(Stored data)
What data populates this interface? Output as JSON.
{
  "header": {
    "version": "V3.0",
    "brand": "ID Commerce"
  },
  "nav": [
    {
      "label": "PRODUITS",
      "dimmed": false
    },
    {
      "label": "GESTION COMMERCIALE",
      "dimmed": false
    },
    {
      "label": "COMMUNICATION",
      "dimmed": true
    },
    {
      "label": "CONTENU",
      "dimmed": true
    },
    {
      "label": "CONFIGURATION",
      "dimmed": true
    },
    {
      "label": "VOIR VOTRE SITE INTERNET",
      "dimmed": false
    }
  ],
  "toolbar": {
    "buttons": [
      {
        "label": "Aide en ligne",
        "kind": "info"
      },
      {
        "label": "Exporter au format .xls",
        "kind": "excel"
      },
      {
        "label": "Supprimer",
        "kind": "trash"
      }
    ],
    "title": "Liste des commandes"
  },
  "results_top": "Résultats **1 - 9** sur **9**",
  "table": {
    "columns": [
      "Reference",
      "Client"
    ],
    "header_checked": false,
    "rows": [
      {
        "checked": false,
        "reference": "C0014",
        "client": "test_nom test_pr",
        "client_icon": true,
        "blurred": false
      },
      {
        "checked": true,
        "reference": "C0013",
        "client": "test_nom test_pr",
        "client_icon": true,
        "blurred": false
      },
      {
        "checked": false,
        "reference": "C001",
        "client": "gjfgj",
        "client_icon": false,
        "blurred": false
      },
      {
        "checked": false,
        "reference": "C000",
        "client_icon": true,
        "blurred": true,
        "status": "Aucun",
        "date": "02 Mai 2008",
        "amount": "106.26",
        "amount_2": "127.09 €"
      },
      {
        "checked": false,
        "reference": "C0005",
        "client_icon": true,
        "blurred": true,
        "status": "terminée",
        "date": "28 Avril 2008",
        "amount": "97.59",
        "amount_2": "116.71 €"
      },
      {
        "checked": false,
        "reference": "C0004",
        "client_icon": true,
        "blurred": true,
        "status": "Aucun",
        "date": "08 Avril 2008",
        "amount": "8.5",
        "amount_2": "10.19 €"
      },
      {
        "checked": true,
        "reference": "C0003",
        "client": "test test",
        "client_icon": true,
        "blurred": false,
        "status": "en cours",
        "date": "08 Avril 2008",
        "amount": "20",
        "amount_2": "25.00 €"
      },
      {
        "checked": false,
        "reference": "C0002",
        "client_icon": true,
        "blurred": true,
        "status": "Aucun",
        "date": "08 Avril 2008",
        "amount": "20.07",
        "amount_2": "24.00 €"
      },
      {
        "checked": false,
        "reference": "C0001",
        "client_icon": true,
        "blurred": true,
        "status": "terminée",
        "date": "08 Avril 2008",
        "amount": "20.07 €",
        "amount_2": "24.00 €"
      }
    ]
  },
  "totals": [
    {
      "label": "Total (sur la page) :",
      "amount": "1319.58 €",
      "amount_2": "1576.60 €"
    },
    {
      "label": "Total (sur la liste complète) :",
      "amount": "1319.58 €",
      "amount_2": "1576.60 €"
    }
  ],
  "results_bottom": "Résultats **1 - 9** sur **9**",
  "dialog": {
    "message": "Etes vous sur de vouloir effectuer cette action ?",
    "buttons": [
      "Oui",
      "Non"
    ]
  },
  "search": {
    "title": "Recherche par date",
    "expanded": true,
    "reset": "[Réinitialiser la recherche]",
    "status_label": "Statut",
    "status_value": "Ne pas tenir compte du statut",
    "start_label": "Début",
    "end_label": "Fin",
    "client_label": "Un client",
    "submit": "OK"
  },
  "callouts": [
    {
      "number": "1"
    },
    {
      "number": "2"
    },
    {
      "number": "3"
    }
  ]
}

What you should do:
Write out each line of the data above again, exactly as given.

Exercise answer:
What data populates this interface? Output as JSON.
{
  "header": {
    "version": "V3.0",
    "brand": "ID Commerce"
  },
  "nav": [
    {
      "label": "PRODUITS",
      "dimmed": false
    },
    {
      "label": "GESTION COMMERCIALE",
      "dimmed": false
    },
    {
      "label": "COMMUNICATION",
      "dimmed": true
    },
    {
      "label": "CONTENU",
      "dimmed": true
    },
    {
      "label": "CONFIGURATION",
      "dimmed": true
    },
    {
      "label": "VOIR VOTRE SITE INTERNET",
      "dimmed": false
    }
  ],
  "toolbar": {
    "buttons": [
      {
        "label": "Aide en ligne",
        "kind": "info"
      },
      {
        "label": "Exporter au format .xls",
        "kind": "excel"
      },
      {
        "label": "Supprimer",
        "kind": "trash"
      }
    ],
    "title": "Liste des commandes"
  },
  "results_top": "Résultats **1 - 9** sur **9**",
  "table": {
    "columns": [
      "Reference",
      "Client"
    ],
    "header_checked": false,
    "rows": [
      {
        "checked": false,
        "reference": "C0014",
        "client": "test_nom test_pr",
        "client_icon": true,
        "blurred": false
      },
      {
        "checked": true,
        "reference": "C0013",
        "client": "test_nom test_pr",
        "client_icon": true,
        "blurred": false
      },
      {
        "checked": false,
        "reference": "C001",
        "client": "gjfgj",
        "client_icon": false,
        "blurred": false
      },
      {
        "checked": false,
        "reference": "C000",
        "client_icon": true,
        "blurred": true,
        "status": "Aucun",
        "date": "02 Mai 2008",
        "amount": "106.26",
        "amount_2": "127.09 €"
      },
      {
        "checked": false,
        "reference": "C0005",
        "client_icon": true,
        "blurred": true,
        "status": "terminée",
        "date": "28 Avril 2008",
        "amount": "97.59",
        "amount_2": "116.71 €"
      },
      {
        "checked": false,
        "reference": "C0004",
        "client_icon": true,
        "blurred": true,
        "status": "Aucun",
        "date": "08 Avril 2008",
        "amount": "8.5",
        "amount_2": "10.19 €"
      },
      {
        "checked": true,
        "reference": "C0003",
        "client": "test test",
        "client_icon": true,
        "blurred": false,
        "status": "en cours",
        "date": "08 Avril 2008",
        "amount": "20",
        "amount_2": "25.00 €"
      },
      {
        "checked": false,
        "reference": "C0002",
        "client_icon": true,
        "blurred": true,
        "status": "Aucun",
        "date": "08 Avril 2008",
        "amount": "20.07",
        "amount_2": "24.00 €"
      },
      {
        "checked": false,
        "reference": "C0001",
        "client_icon": true,
        "blurred": true,
        "status": "terminée",
        "date": "08 Avril 2008",
        "amount": "20.07 €",
        "amount_2": "24.00 €"
      }
    ]
  },
  "totals": [
    {
      "label": "Total (sur la page) :",
      "amount": "1319.58 €",
      "amount_2": "1576.60 €"
    },
    {
      "label": "Total (sur la liste complète) :",
      "amount": "1319.58 €",
      "amount_2": "1576.60 €"
    }
  ],
  "results_bottom": "Résultats **1 - 9** sur **9**",
  "dialog": {
    "message": "Etes vous sur de vouloir effectuer cette action ?",
    "buttons": [
      "Oui",
      "Non"
    ]
  },
  "search": {
    "title": "Recherche par date",
    "expanded": true,
    "reset": "[Réinitialiser la recherche]",
    "status_label": "Statut",
    "status_value": "Ne pas tenir compte du statut",
    "start_label": "Début",
    "end_label": "Fin",
    "client_label": "Un client",
    "submit": "OK"
  },
  "callouts": [
    {
      "number": "1"
    },
    {
      "number": "2"
    },
    {
      "number": "3"
    }
  ]
}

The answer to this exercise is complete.